### GIVEN TASK
Find the lines with "分析与解" in them and copy them out.

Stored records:
** start **
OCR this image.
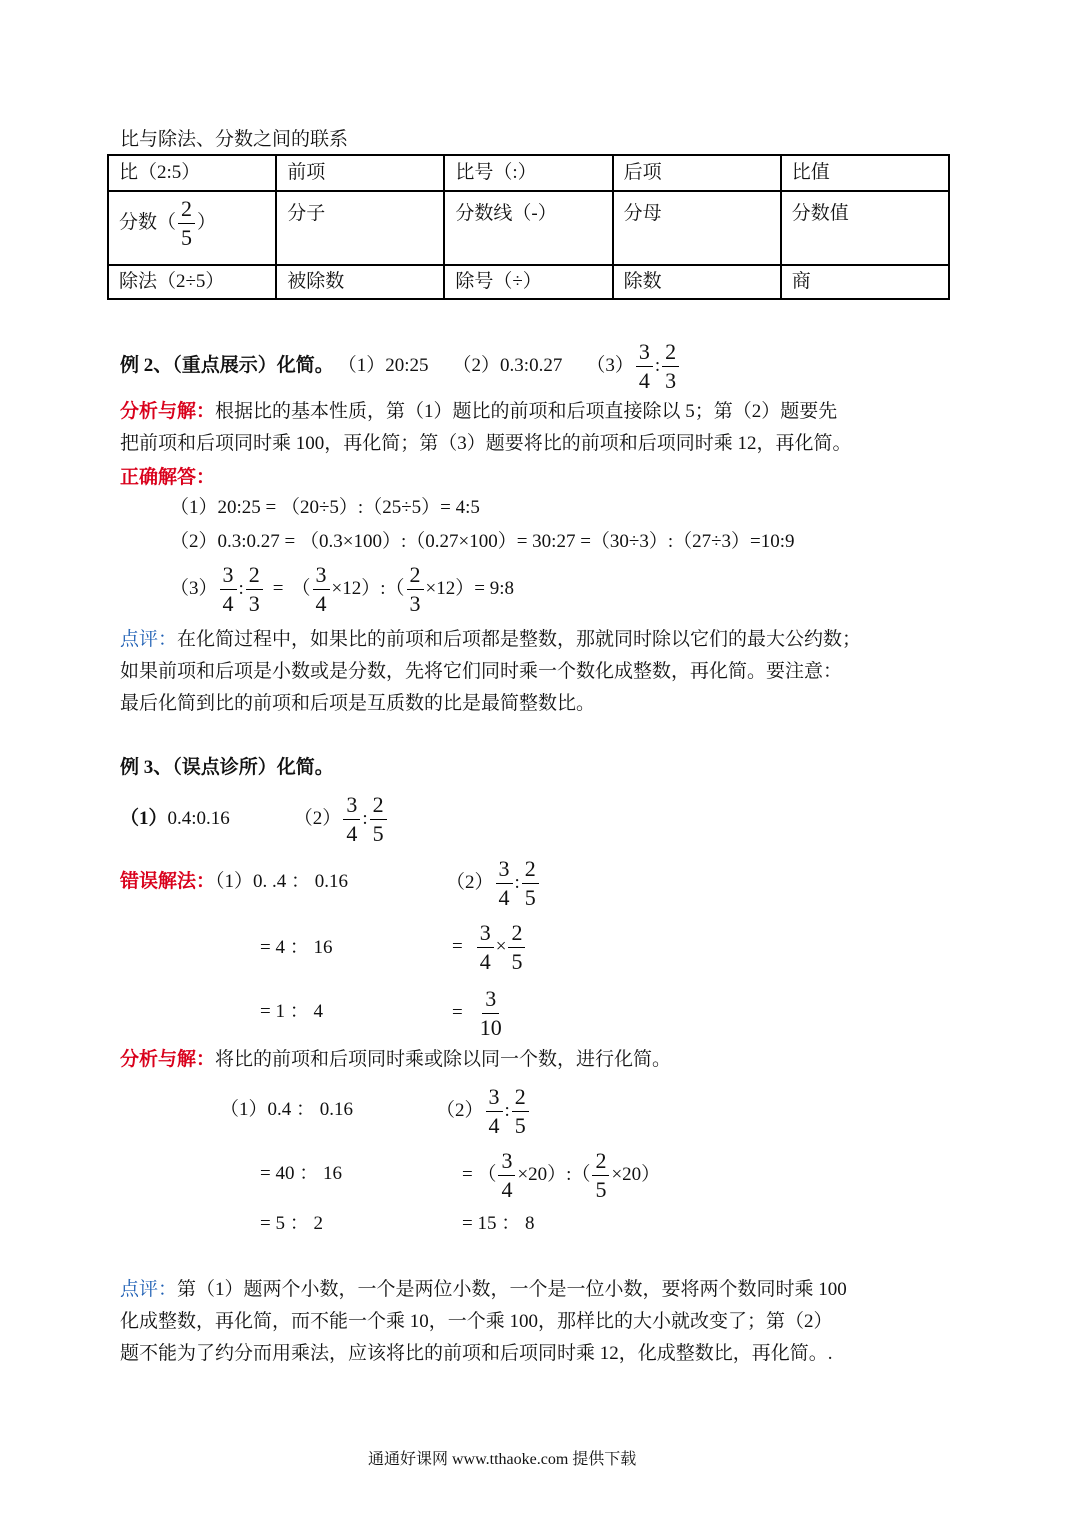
比与除法、分数之间的联系
比（2:5）	前项	比号（:）	后项	比值
分数（ $\frac{2}{5}$ ）	分子	分数线（-）	分母	分数值
除法（2÷5）	被除数	除号（÷）	除数	商
例 2、（重点展示）化简。 （1）20:25 （2）0.3:0.27 $(3) \frac{3}{4}$ : $\frac{2}{3}$
分析与解：根据比的基本性质，第（1）题比的前项和后项直接除以 5；第（2）题要先
把前项和后项同时乘 100，再化简；第（3）题要将比的前项和后项同时乘 12，再化简。
正确解答：
（1）20:25 = （20÷5）:（25÷5）= 4:5
（2）0.3:0.27 = （0.3×100）:（0.27×100）= 30:27 =（30÷3）:（27÷3）=10:9
$(3) \frac{3}{4}$ : $\frac{2}{3}$ = （ $\frac{3}{4}$ ×12）:（ $\frac{2}{3} \times 12)=$ 9:8
点评：在化简过程中，如果比的前项和后项都是整数，那就同时除以它们的最大公约数；
如果前项和后项是小数或是分数，先将它们同时乘一个数化成整数，再化简。要注意：
最后化简到比的前项和后项是互质数的比是最简整数比。
例 3、（误点诊所）化简。
（1） 0.4:0.16	$(2) \frac{3}{4}$ : $\frac{2}{5}$
错误解法：（1）0. .4 ： 0.16
= 4 ： 16
= 1 ： 4
$(2) \frac{3}{4}$ : $\frac{2}{5}$
= $\frac{3}{4} \times \frac{2}{5}$
= $\frac{3}{10}$
分析与解：将比的前项和后项同时乘或除以同一个数，进行化简。
（1）0.4 ： 0.16
= 40 ： 16
= 5 ： 2
$(2) \frac{3}{4}$ : $\frac{2}{5}$
= （ $\frac{3}{4}$ ×20）:（ $\frac{2}{5} \times 20$）
= 15 ： 8
点评：第（1）题两个小数，一个是两位小数，一个是一位小数，要将两个数同时乘 100
化成整数，再化简，而不能一个乘 10，一个乘 100，那样比的大小就改变了；第（2）
题不能为了约分而用乘法，应该将比的前项和后项同时乘 12，化成整数比，再化简。.
通通好课网 www.tthaoke.com 提供下载
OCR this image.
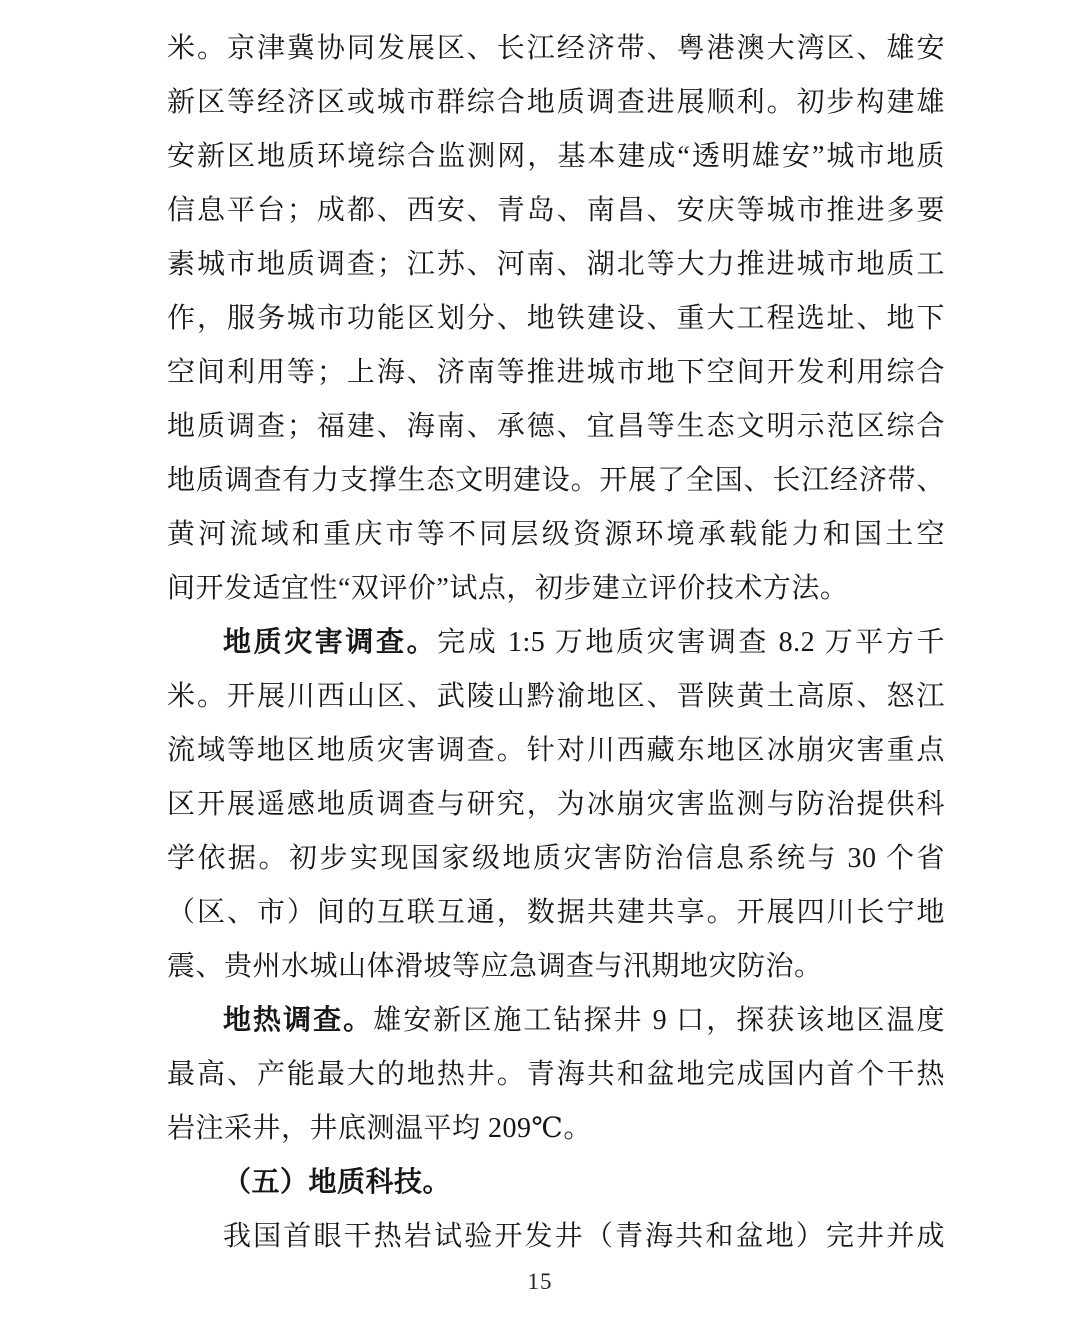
米。京津冀协同发展区、长江经济带、粤港澳大湾区、雄安
新区等经济区或城市群综合地质调查进展顺利。初步构建雄
安新区地质环境综合监测网，基本建成“透明雄安”城市地质
信息平台；成都、西安、青岛、南昌、安庆等城市推进多要
素城市地质调查；江苏、河南、湖北等大力推进城市地质工
作，服务城市功能区划分、地铁建设、重大工程选址、地下
空间利用等；上海、济南等推进城市地下空间开发利用综合
地质调查；福建、海南、承德、宜昌等生态文明示范区综合
地质调查有力支撑生态文明建设。开展了全国、长江经济带、
黄河流域和重庆市等不同层级资源环境承载能力和国土空
间开发适宜性“双评价”试点，初步建立评价技术方法。
地质灾害调查。完成 1:5 万地质灾害调查 8.2 万平方千
米。开展川西山区、武陵山黔渝地区、晋陕黄土高原、怒江
流域等地区地质灾害调查。针对川西藏东地区冰崩灾害重点
区开展遥感地质调查与研究，为冰崩灾害监测与防治提供科
学依据。初步实现国家级地质灾害防治信息系统与 30 个省
（区、市）间的互联互通，数据共建共享。开展四川长宁地
震、贵州水城山体滑坡等应急调查与汛期地灾防治。
地热调查。雄安新区施工钻探井 9 口，探获该地区温度
最高、产能最大的地热井。青海共和盆地完成国内首个干热
岩注采井，井底测温平均 209℃。
（五）地质科技。
我国首眼干热岩试验开发井（青海共和盆地）完井并成
15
** end **
### ANSWER FOR THE TASK
分析与解：根据比的基本性质，第（1）题比的前项和后项直接除以 5；第（2）题要先
分析与解：将比的前项和后项同时乘或除以同一个数，进行化简。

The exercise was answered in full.